» **YOUR INSTRUCTIONS**
Write out the full listing again, exactly as it stands.
>>
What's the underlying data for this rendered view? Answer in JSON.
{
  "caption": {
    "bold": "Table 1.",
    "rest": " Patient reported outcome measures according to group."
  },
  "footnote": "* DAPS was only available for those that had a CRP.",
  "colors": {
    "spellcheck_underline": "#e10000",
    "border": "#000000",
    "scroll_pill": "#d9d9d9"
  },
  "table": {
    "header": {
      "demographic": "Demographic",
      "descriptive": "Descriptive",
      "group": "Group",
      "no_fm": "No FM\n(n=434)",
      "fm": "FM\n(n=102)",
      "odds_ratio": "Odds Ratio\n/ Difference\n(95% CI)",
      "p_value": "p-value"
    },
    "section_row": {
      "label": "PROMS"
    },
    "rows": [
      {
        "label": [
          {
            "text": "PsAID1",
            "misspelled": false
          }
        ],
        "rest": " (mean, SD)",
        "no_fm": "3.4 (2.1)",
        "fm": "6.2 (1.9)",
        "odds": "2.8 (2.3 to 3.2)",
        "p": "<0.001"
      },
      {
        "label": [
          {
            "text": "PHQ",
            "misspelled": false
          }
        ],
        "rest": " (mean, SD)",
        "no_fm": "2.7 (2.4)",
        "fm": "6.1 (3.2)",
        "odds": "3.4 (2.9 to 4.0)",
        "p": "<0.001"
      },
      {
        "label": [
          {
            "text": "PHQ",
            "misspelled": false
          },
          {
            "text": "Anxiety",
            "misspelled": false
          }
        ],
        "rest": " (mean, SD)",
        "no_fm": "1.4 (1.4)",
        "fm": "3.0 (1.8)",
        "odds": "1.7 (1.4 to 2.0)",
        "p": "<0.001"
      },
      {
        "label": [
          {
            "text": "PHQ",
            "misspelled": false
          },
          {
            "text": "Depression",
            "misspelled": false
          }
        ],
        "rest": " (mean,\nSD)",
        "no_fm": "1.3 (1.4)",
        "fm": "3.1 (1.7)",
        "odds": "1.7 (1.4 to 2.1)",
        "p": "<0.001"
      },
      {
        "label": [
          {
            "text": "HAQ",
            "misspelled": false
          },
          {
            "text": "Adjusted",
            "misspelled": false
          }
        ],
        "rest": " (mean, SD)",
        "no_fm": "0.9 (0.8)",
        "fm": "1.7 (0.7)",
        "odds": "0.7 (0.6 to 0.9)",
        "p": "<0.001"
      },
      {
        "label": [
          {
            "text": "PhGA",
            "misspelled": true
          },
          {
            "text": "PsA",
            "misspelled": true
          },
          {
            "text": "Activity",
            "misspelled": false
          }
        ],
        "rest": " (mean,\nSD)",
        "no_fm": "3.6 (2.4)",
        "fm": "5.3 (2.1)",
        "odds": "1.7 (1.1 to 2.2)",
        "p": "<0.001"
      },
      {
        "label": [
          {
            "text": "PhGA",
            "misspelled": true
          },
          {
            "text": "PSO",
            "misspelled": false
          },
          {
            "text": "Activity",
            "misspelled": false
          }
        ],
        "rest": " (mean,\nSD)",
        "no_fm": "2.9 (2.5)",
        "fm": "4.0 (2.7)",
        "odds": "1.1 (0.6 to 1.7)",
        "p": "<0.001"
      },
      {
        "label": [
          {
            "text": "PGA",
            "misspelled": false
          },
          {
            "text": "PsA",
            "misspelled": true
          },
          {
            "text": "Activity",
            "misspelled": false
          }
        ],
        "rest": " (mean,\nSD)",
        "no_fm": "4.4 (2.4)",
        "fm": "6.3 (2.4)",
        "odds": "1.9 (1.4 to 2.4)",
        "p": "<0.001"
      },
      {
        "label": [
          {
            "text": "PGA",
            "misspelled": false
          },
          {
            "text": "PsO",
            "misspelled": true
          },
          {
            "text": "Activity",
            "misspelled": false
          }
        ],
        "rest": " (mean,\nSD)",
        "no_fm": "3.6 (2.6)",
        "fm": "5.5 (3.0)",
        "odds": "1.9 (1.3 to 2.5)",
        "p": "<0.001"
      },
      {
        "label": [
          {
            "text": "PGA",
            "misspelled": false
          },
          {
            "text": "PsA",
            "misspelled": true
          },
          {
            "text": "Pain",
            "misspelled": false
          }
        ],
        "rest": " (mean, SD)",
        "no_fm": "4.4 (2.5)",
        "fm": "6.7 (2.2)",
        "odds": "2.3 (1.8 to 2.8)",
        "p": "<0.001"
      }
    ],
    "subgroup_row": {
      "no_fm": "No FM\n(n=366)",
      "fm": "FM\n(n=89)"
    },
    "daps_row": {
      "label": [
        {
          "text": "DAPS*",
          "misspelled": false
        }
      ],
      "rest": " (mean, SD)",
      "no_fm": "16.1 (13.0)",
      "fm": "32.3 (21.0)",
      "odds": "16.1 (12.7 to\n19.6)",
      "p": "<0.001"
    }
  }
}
<<
» **TASK OUTPUT**
What's the underlying data for this rendered view? Answer in JSON.
{
  "caption": {
    "bold": "Table 1.",
    "rest": " Patient reported outcome measures according to group."
  },
  "footnote": "* DAPS was only available for those that had a CRP.",
  "colors": {
    "spellcheck_underline": "#e10000",
    "border": "#000000",
    "scroll_pill": "#d9d9d9"
  },
  "table": {
    "header": {
      "demographic": "Demographic",
      "descriptive": "Descriptive",
      "group": "Group",
      "no_fm": "No FM\n(n=434)",
      "fm": "FM\n(n=102)",
      "odds_ratio": "Odds Ratio\n/ Difference\n(95% CI)",
      "p_value": "p-value"
    },
    "section_row": {
      "label": "PROMS"
    },
    "rows": [
      {
        "label": [
          {
            "text": "PsAID1",
            "misspelled": false
          }
        ],
        "rest": " (mean, SD)",
        "no_fm": "3.4 (2.1)",
        "fm": "6.2 (1.9)",
        "odds": "2.8 (2.3 to 3.2)",
        "p": "<0.001"
      },
      {
        "label": [
          {
            "text": "PHQ",
            "misspelled": false
          }
        ],
        "rest": " (mean, SD)",
        "no_fm": "2.7 (2.4)",
        "fm": "6.1 (3.2)",
        "odds": "3.4 (2.9 to 4.0)",
        "p": "<0.001"
      },
      {
        "label": [
          {
            "text": "PHQ",
            "misspelled": false
          },
          {
            "text": "Anxiety",
            "misspelled": false
          }
        ],
        "rest": " (mean, SD)",
        "no_fm": "1.4 (1.4)",
        "fm": "3.0 (1.8)",
        "odds": "1.7 (1.4 to 2.0)",
        "p": "<0.001"
      },
      {
        "label": [
          {
            "text": "PHQ",
            "misspelled": false
          },
          {
            "text": "Depression",
            "misspelled": false
          }
        ],
        "rest": " (mean,\nSD)",
        "no_fm": "1.3 (1.4)",
        "fm": "3.1 (1.7)",
        "odds": "1.7 (1.4 to 2.1)",
        "p": "<0.001"
      },
      {
        "label": [
          {
            "text": "HAQ",
            "misspelled": false
          },
          {
            "text": "Adjusted",
            "misspelled": false
          }
        ],
        "rest": " (mean, SD)",
        "no_fm": "0.9 (0.8)",
        "fm": "1.7 (0.7)",
        "odds": "0.7 (0.6 to 0.9)",
        "p": "<0.001"
      },
      {
        "label": [
          {
            "text": "PhGA",
            "misspelled": true
          },
          {
            "text": "PsA",
            "misspelled": true
          },
          {
            "text": "Activity",
            "misspelled": false
          }
        ],
        "rest": " (mean,\nSD)",
        "no_fm": "3.6 (2.4)",
        "fm": "5.3 (2.1)",
        "odds": "1.7 (1.1 to 2.2)",
        "p": "<0.001"
      },
      {
        "label": [
          {
            "text": "PhGA",
            "misspelled": true
          },
          {
            "text": "PSO",
            "misspelled": false
          },
          {
            "text": "Activity",
            "misspelled": false
          }
        ],
        "rest": " (mean,\nSD)",
        "no_fm": "2.9 (2.5)",
        "fm": "4.0 (2.7)",
        "odds": "1.1 (0.6 to 1.7)",
        "p": "<0.001"
      },
      {
        "label": [
          {
            "text": "PGA",
            "misspelled": false
          },
          {
            "text": "PsA",
            "misspelled": true
          },
          {
            "text": "Activity",
            "misspelled": false
          }
        ],
        "rest": " (mean,\nSD)",
        "no_fm": "4.4 (2.4)",
        "fm": "6.3 (2.4)",
        "odds": "1.9 (1.4 to 2.4)",
        "p": "<0.001"
      },
      {
        "label": [
          {
            "text": "PGA",
            "misspelled": false
          },
          {
            "text": "PsO",
            "misspelled": true
          },
          {
            "text": "Activity",
            "misspelled": false
          }
        ],
        "rest": " (mean,\nSD)",
        "no_fm": "3.6 (2.6)",
        "fm": "5.5 (3.0)",
        "odds": "1.9 (1.3 to 2.5)",
        "p": "<0.001"
      },
      {
        "label": [
          {
            "text": "PGA",
            "misspelled": false
          },
          {
            "text": "PsA",
            "misspelled": true
          },
          {
            "text": "Pain",
            "misspelled": false
          }
        ],
        "rest": " (mean, SD)",
        "no_fm": "4.4 (2.5)",
        "fm": "6.7 (2.2)",
        "odds": "2.3 (1.8 to 2.8)",
        "p": "<0.001"
      }
    ],
    "subgroup_row": {
      "no_fm": "No FM\n(n=366)",
      "fm": "FM\n(n=89)"
    },
    "daps_row": {
      "label": [
        {
          "text": "DAPS*",
          "misspelled": false
        }
      ],
      "rest": " (mean, SD)",
      "no_fm": "16.1 (13.0)",
      "fm": "32.3 (21.0)",
      "odds": "16.1 (12.7 to\n19.6)",
      "p": "<0.001"
    }
  }
}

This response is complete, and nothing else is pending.